*What you are asked to do*
The data must be returned in full and exactly as given.

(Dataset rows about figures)
--------------------
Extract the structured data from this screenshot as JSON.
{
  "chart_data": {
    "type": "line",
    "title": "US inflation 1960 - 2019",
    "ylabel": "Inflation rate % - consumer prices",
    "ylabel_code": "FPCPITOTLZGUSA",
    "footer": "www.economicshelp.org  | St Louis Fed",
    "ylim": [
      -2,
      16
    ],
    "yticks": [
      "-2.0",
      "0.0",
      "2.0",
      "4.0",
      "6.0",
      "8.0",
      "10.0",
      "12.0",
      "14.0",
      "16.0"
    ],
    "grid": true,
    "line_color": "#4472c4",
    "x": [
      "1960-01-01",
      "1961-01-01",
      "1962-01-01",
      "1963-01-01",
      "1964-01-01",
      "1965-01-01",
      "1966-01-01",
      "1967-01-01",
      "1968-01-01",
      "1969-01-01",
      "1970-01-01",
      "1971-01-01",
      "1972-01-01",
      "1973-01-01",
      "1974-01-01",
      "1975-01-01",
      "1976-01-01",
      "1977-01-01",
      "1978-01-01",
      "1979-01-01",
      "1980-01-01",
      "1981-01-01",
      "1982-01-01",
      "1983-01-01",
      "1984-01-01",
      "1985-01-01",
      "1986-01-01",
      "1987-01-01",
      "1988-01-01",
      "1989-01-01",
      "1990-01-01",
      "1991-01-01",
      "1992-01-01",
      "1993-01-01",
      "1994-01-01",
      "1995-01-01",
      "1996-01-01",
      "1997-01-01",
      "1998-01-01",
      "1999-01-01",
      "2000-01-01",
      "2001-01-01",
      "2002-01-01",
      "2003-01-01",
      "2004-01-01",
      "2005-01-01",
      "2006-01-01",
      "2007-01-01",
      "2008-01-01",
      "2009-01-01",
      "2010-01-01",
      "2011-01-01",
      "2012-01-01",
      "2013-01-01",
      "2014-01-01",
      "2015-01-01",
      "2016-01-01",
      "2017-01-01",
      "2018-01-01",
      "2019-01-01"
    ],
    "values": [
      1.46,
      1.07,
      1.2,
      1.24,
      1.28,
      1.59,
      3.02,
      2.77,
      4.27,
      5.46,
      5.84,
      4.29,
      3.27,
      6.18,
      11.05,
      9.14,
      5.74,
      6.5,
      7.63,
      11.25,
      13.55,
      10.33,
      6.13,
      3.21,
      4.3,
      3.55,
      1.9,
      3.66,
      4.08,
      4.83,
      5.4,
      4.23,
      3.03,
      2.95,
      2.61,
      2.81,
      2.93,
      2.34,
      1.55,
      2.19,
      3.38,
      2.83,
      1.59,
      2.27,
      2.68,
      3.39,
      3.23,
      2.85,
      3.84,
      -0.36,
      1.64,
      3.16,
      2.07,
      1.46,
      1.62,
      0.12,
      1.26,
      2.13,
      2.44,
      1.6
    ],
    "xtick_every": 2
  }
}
--------------------
*Exercise result*
Extract the structured data from this screenshot as JSON.
{
  "chart_data": {
    "type": "line",
    "title": "US inflation 1960 - 2019",
    "ylabel": "Inflation rate % - consumer prices",
    "ylabel_code": "FPCPITOTLZGUSA",
    "footer": "www.economicshelp.org  | St Louis Fed",
    "ylim": [
      -2,
      16
    ],
    "yticks": [
      "-2.0",
      "0.0",
      "2.0",
      "4.0",
      "6.0",
      "8.0",
      "10.0",
      "12.0",
      "14.0",
      "16.0"
    ],
    "grid": true,
    "line_color": "#4472c4",
    "x": [
      "1960-01-01",
      "1961-01-01",
      "1962-01-01",
      "1963-01-01",
      "1964-01-01",
      "1965-01-01",
      "1966-01-01",
      "1967-01-01",
      "1968-01-01",
      "1969-01-01",
      "1970-01-01",
      "1971-01-01",
      "1972-01-01",
      "1973-01-01",
      "1974-01-01",
      "1975-01-01",
      "1976-01-01",
      "1977-01-01",
      "1978-01-01",
      "1979-01-01",
      "1980-01-01",
      "1981-01-01",
      "1982-01-01",
      "1983-01-01",
      "1984-01-01",
      "1985-01-01",
      "1986-01-01",
      "1987-01-01",
      "1988-01-01",
      "1989-01-01",
      "1990-01-01",
      "1991-01-01",
      "1992-01-01",
      "1993-01-01",
      "1994-01-01",
      "1995-01-01",
      "1996-01-01",
      "1997-01-01",
      "1998-01-01",
      "1999-01-01",
      "2000-01-01",
      "2001-01-01",
      "2002-01-01",
      "2003-01-01",
      "2004-01-01",
      "2005-01-01",
      "2006-01-01",
      "2007-01-01",
      "2008-01-01",
      "2009-01-01",
      "2010-01-01",
      "2011-01-01",
      "2012-01-01",
      "2013-01-01",
      "2014-01-01",
      "2015-01-01",
      "2016-01-01",
      "2017-01-01",
      "2018-01-01",
      "2019-01-01"
    ],
    "values": [
      1.46,
      1.07,
      1.2,
      1.24,
      1.28,
      1.59,
      3.02,
      2.77,
      4.27,
      5.46,
      5.84,
      4.29,
      3.27,
      6.18,
      11.05,
      9.14,
      5.74,
      6.5,
      7.63,
      11.25,
      13.55,
      10.33,
      6.13,
      3.21,
      4.3,
      3.55,
      1.9,
      3.66,
      4.08,
      4.83,
      5.4,
      4.23,
      3.03,
      2.95,
      2.61,
      2.81,
      2.93,
      2.34,
      1.55,
      2.19,
      3.38,
      2.83,
      1.59,
      2.27,
      2.68,
      3.39,
      3.23,
      2.85,
      3.84,
      -0.36,
      1.64,
      3.16,
      2.07,
      1.46,
      1.62,
      0.12,
      1.26,
      2.13,
      2.44,
      1.6
    ],
    "xtick_every": 2
  }
}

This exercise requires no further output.